◆ **Given exercise**
Pictures are to be left out; otherwise, copy exactly the lines from the line containing "OCR this image." through the end of the data.

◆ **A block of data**
* Start *
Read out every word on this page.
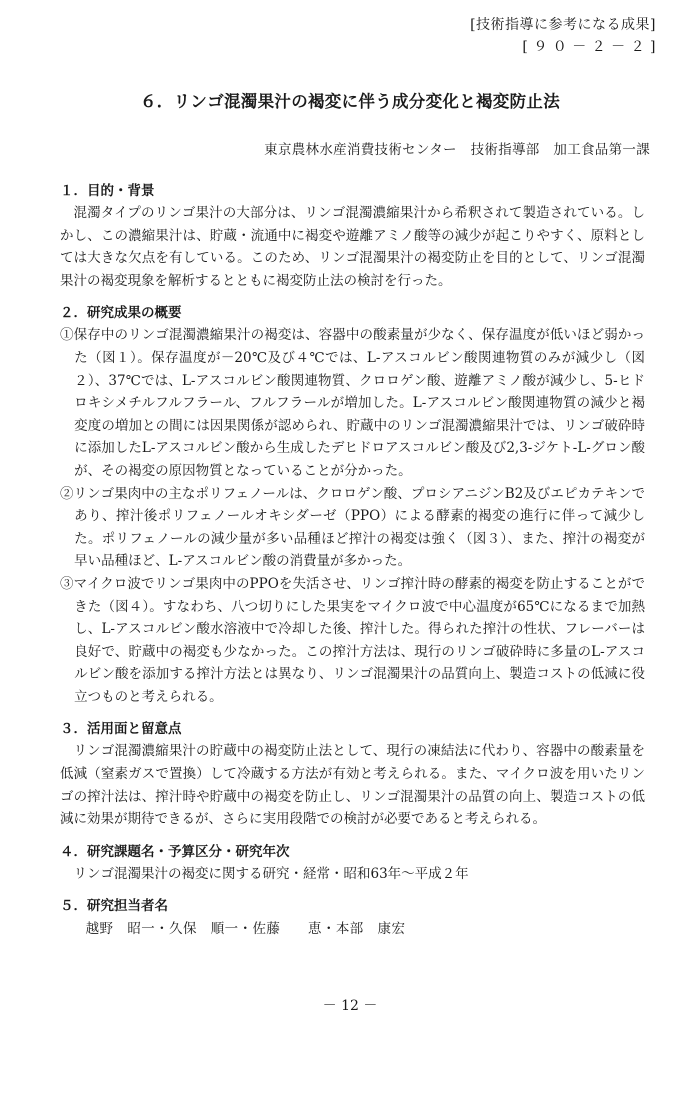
[技術指導に参考になる成果]
[ ９ ０ － ２ － ２ ]
６．リンゴ混濁果汁の褐変に伴う成分変化と褐変防止法
東京農林水産消費技術センター　技術指導部　加工食品第一課
１．目的・背景

混濁タイプのリンゴ果汁の大部分は、リンゴ混濁濃縮果汁から希釈されて製造されている。しかし、この濃縮果汁は、貯蔵・流通中に褐変や遊離アミノ酸等の減少が起こりやすく、原料としては大きな欠点を有している。このため、リンゴ混濁果汁の褐変防止を目的として、リンゴ混濁果汁の褐変現象を解析するとともに褐変防止法の検討を行った。

２．研究成果の概要

①保存中のリンゴ混濁濃縮果汁の褐変は、容器中の酸素量が少なく、保存温度が低いほど弱かった（図１）。保存温度が－20℃及び４℃では、L-アスコルビン酸関連物質のみが減少し（図２）、37℃では、L-アスコルビン酸関連物質、クロロゲン酸、遊離アミノ酸が減少し、5-ヒドロキシメチルフルフラール、フルフラールが増加した。L-アスコルビン酸関連物質の減少と褐変度の増加との間には因果関係が認められ、貯蔵中のリンゴ混濁濃縮果汁では、リンゴ破砕時に添加したL-アスコルビン酸から生成したデヒドロアスコルビン酸及び2,3-ジケト-L-グロン酸が、その褐変の原因物質となっていることが分かった。

②リンゴ果肉中の主なポリフェノールは、クロロゲン酸、プロシアニジンB2及びエピカテキンであり、搾汁後ポリフェノールオキシダーゼ（PPO）による酵素的褐変の進行に伴って減少した。ポリフェノールの減少量が多い品種ほど搾汁の褐変は強く（図３）、また、搾汁の褐変が早い品種ほど、L-アスコルビン酸の消費量が多かった。

③マイクロ波でリンゴ果肉中のPPOを失活させ、リンゴ搾汁時の酵素的褐変を防止することができた（図４）。すなわち、八つ切りにした果実をマイクロ波で中心温度が65℃になるまで加熱し、L-アスコルビン酸水溶液中で冷却した後、搾汁した。得られた搾汁の性状、フレーバーは良好で、貯蔵中の褐変も少なかった。この搾汁方法は、現行のリンゴ破砕時に多量のL-アスコルビン酸を添加する搾汁方法とは異なり、リンゴ混濁果汁の品質向上、製造コストの低減に役立つものと考えられる。

３．活用面と留意点

リンゴ混濁濃縮果汁の貯蔵中の褐変防止法として、現行の凍結法に代わり、容器中の酸素量を低減（窒素ガスで置換）して冷蔵する方法が有効と考えられる。また、マイクロ波を用いたリンゴの搾汁法は、搾汁時や貯蔵中の褐変を防止し、リンゴ混濁果汁の品質の向上、製造コストの低減に効果が期待できるが、さらに実用段階での検討が必要であると考えられる。

４．研究課題名・予算区分・研究年次

リンゴ混濁果汁の褐変に関する研究・経常・昭和63年～平成２年

５．研究担当者名

越野　昭一・久保　順一・佐藤　　恵・本部　康宏

－ 12 －
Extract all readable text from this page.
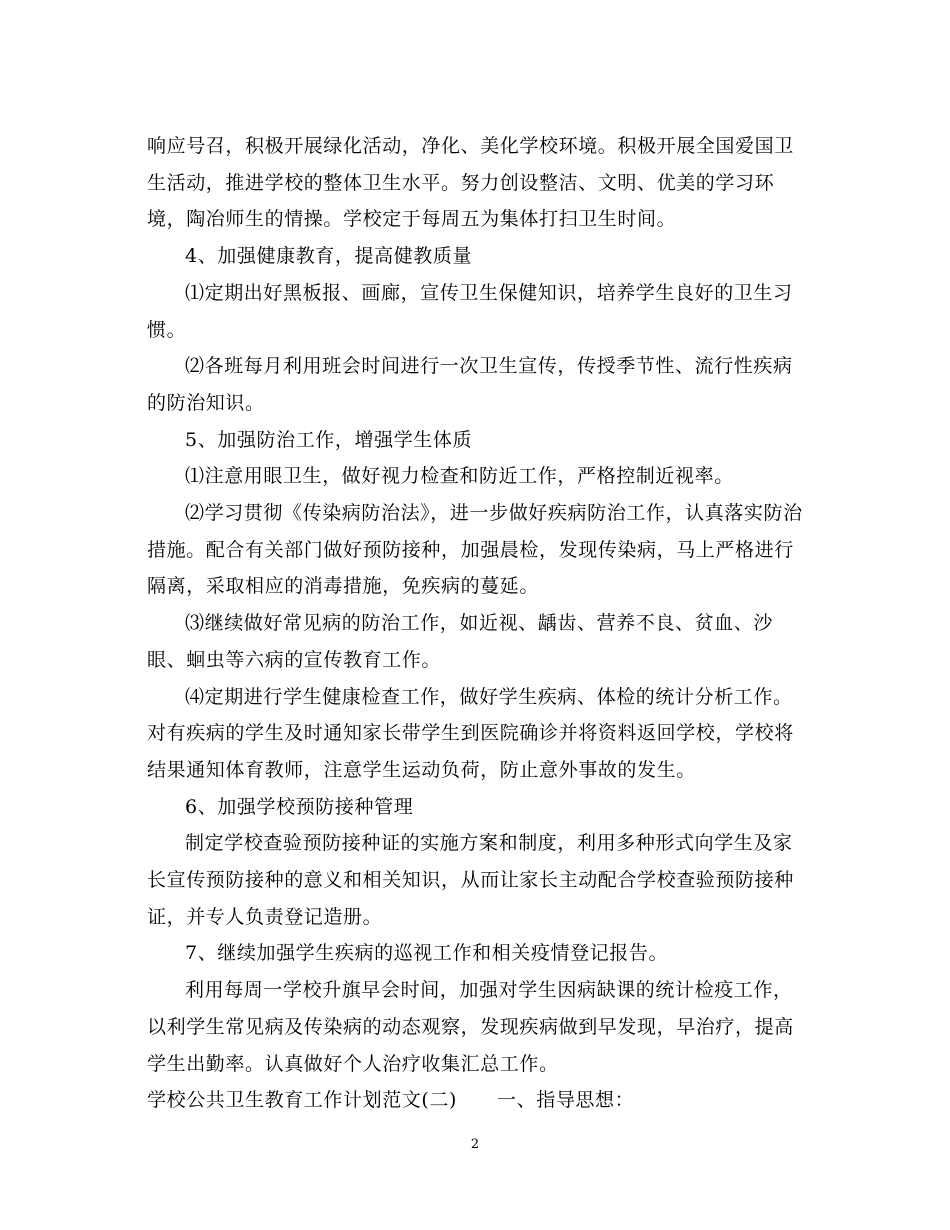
响应号召，积极开展绿化活动，净化、美化学校环境。积极开展全国爱国卫生活动，推进学校的整体卫生水平。努力创设整洁、文明、优美的学习环境，陶冶师生的情操。学校定于每周五为集体打扫卫生时间。

4、加强健康教育，提高健教质量

⑴定期出好黑板报、画廊，宣传卫生保健知识，培养学生良好的卫生习惯。

⑵各班每月利用班会时间进行一次卫生宣传，传授季节性、流行性疾病的防治知识。

5、加强防治工作，增强学生体质

⑴注意用眼卫生，做好视力检查和防近工作，严格控制近视率。

⑵学习贯彻《传染病防治法》，进一步做好疾病防治工作，认真落实防治措施。配合有关部门做好预防接种，加强晨检，发现传染病，马上严格进行隔离，采取相应的消毒措施，免疾病的蔓延。

⑶继续做好常见病的防治工作，如近视、龋齿、营养不良、贫血、沙眼、蛔虫等六病的宣传教育工作。

⑷定期进行学生健康检查工作，做好学生疾病、体检的统计分析工作。对有疾病的学生及时通知家长带学生到医院确诊并将资料返回学校，学校将结果通知体育教师，注意学生运动负荷，防止意外事故的发生。

6、加强学校预防接种管理

制定学校查验预防接种证的实施方案和制度，利用多种形式向学生及家长宣传预防接种的意义和相关知识，从而让家长主动配合学校查验预防接种证，并专人负责登记造册。

7、继续加强学生疾病的巡视工作和相关疫情登记报告。

利用每周一学校升旗早会时间，加强对学生因病缺课的统计检疫工作，以利学生常见病及传染病的动态观察，发现疾病做到早发现，早治疗，提高学生出勤率。认真做好个人治疗收集汇总工作。

学校公共卫生教育工作计划范文(二) 一、指导思想：

2
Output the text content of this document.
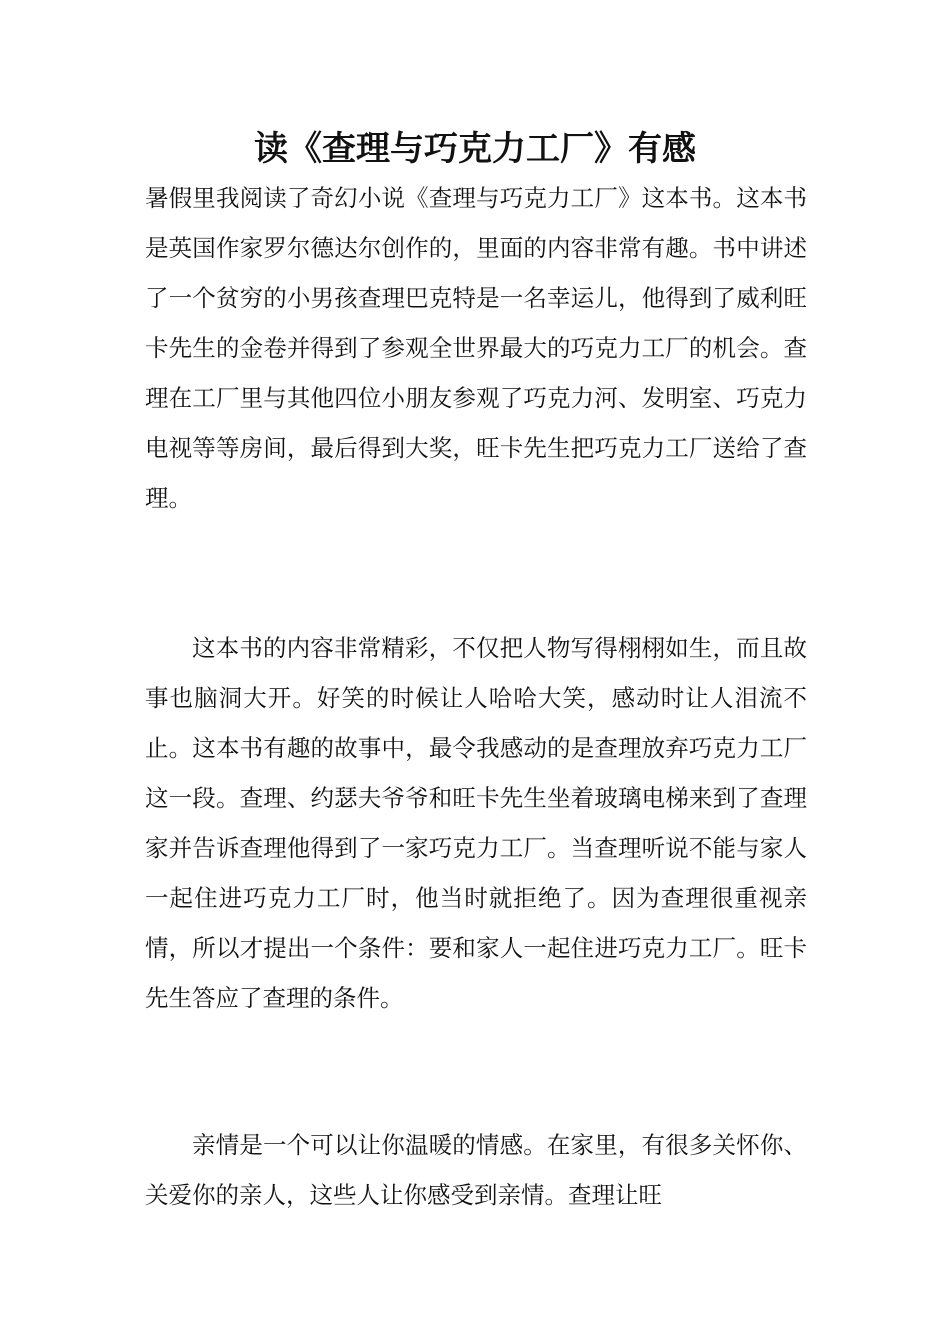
读《查理与巧克力工厂》有感

暑假里我阅读了奇幻小说《查理与巧克力工厂》这本书。这本书是英国作家罗尔德达尔创作的，里面的内容非常有趣。书中讲述了一个贫穷的小男孩查理巴克特是一名幸运儿，他得到了威利旺卡先生的金卷并得到了参观全世界最大的巧克力工厂的机会。查理在工厂里与其他四位小朋友参观了巧克力河、发明室、巧克力电视等等房间，最后得到大奖，旺卡先生把巧克力工厂送给了查理。

这本书的内容非常精彩，不仅把人物写得栩栩如生，而且故事也脑洞大开。好笑的时候让人哈哈大笑，感动时让人泪流不止。这本书有趣的故事中，最令我感动的是查理放弃巧克力工厂这一段。查理、约瑟夫爷爷和旺卡先生坐着玻璃电梯来到了查理家并告诉查理他得到了一家巧克力工厂。当查理听说不能与家人一起住进巧克力工厂时，他当时就拒绝了。因为查理很重视亲情，所以才提出一个条件：要和家人一起住进巧克力工厂。旺卡先生答应了查理的条件。

亲情是一个可以让你温暖的情感。在家里，有很多关怀你、关爱你的亲人，这些人让你感受到亲情。查理让旺
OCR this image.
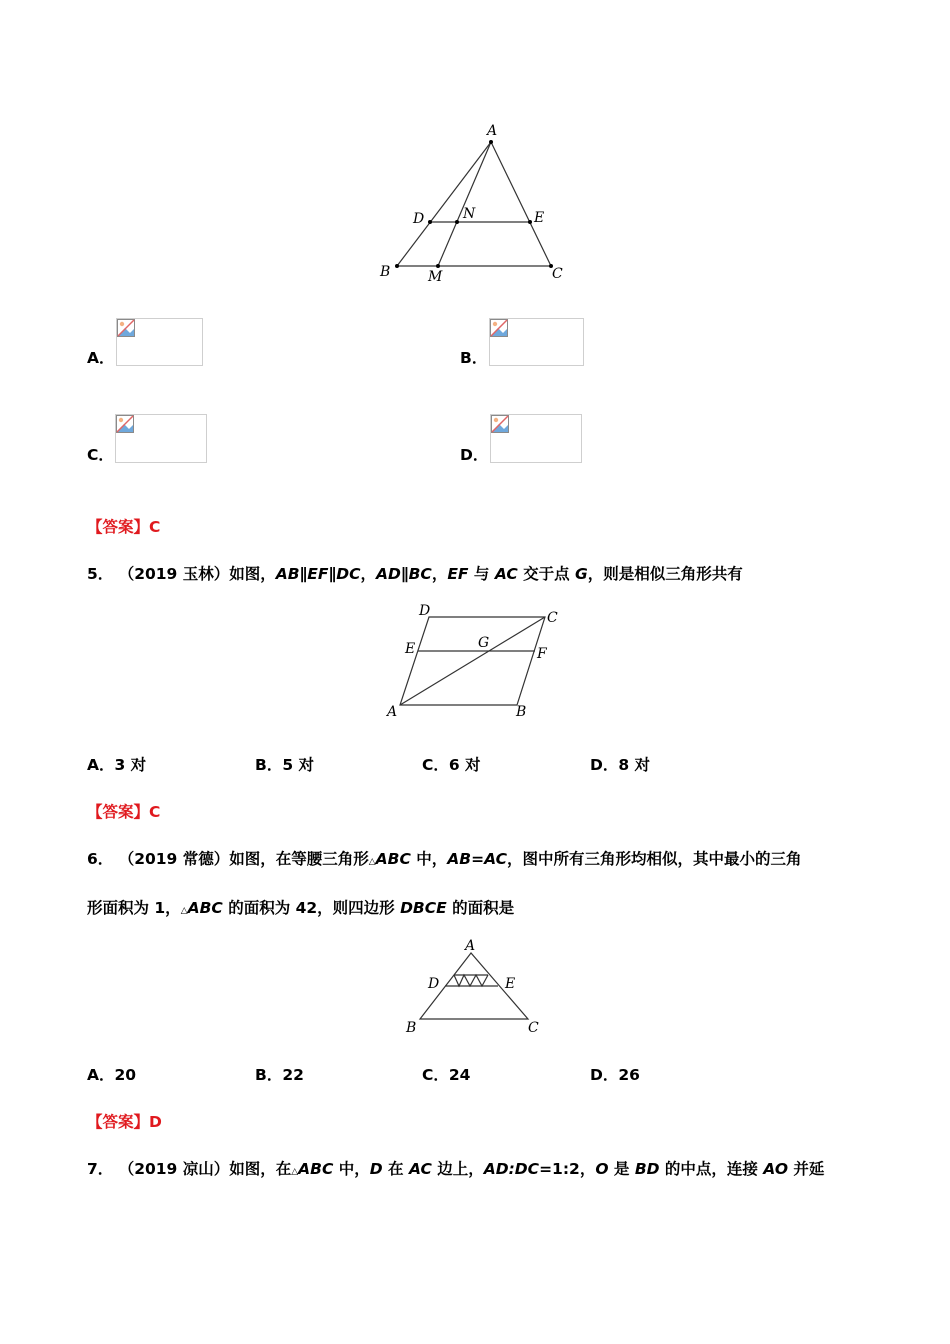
A
D	N	E
B	M	C
A．	B．
C．	D．
【答案】C
5． （2019 玉林）如图，AB∥EF∥DC，AD∥BC，EF 与 AC 交于点 G，则是相似三角形共有
D	C
E	G
F
A	B
A．3 对	B．5 对	C．6 对	D．8 对
【答案】C
6． （2019 常德）如图，在等腰三角形△ABC 中，AB=AC，图中所有三角形均相似，其中最小的三角
形面积为 1，△ABC 的面积为 42，则四边形 DBCE 的面积是
A
D	E
B	C
A．20	B．22	C．24	D．26
【答案】D
7． （2019 凉山）如图，在△ABC 中，D 在 AC 边上，AD:DC=1:2，O 是 BD 的中点，连接 AO 并延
* End *
◆ **Final answer**
OCR this image.
A
D	N	E
B	M	C
A．	B．
C．	D．
【答案】C
5． （2019 玉林）如图，AB∥EF∥DC，AD∥BC，EF 与 AC 交于点 G，则是相似三角形共有
D	C
E	G
F
A	B
A．3 对	B．5 对	C．6 对	D．8 对
【答案】C
6． （2019 常德）如图，在等腰三角形△ABC 中，AB=AC，图中所有三角形均相似，其中最小的三角
形面积为 1，△ABC 的面积为 42，则四边形 DBCE 的面积是
A
D	E
B	C
A．20	B．22	C．24	D．26
【答案】D
7． （2019 凉山）如图，在△ABC 中，D 在 AC 边上，AD:DC=1:2，O 是 BD 的中点，连接 AO 并延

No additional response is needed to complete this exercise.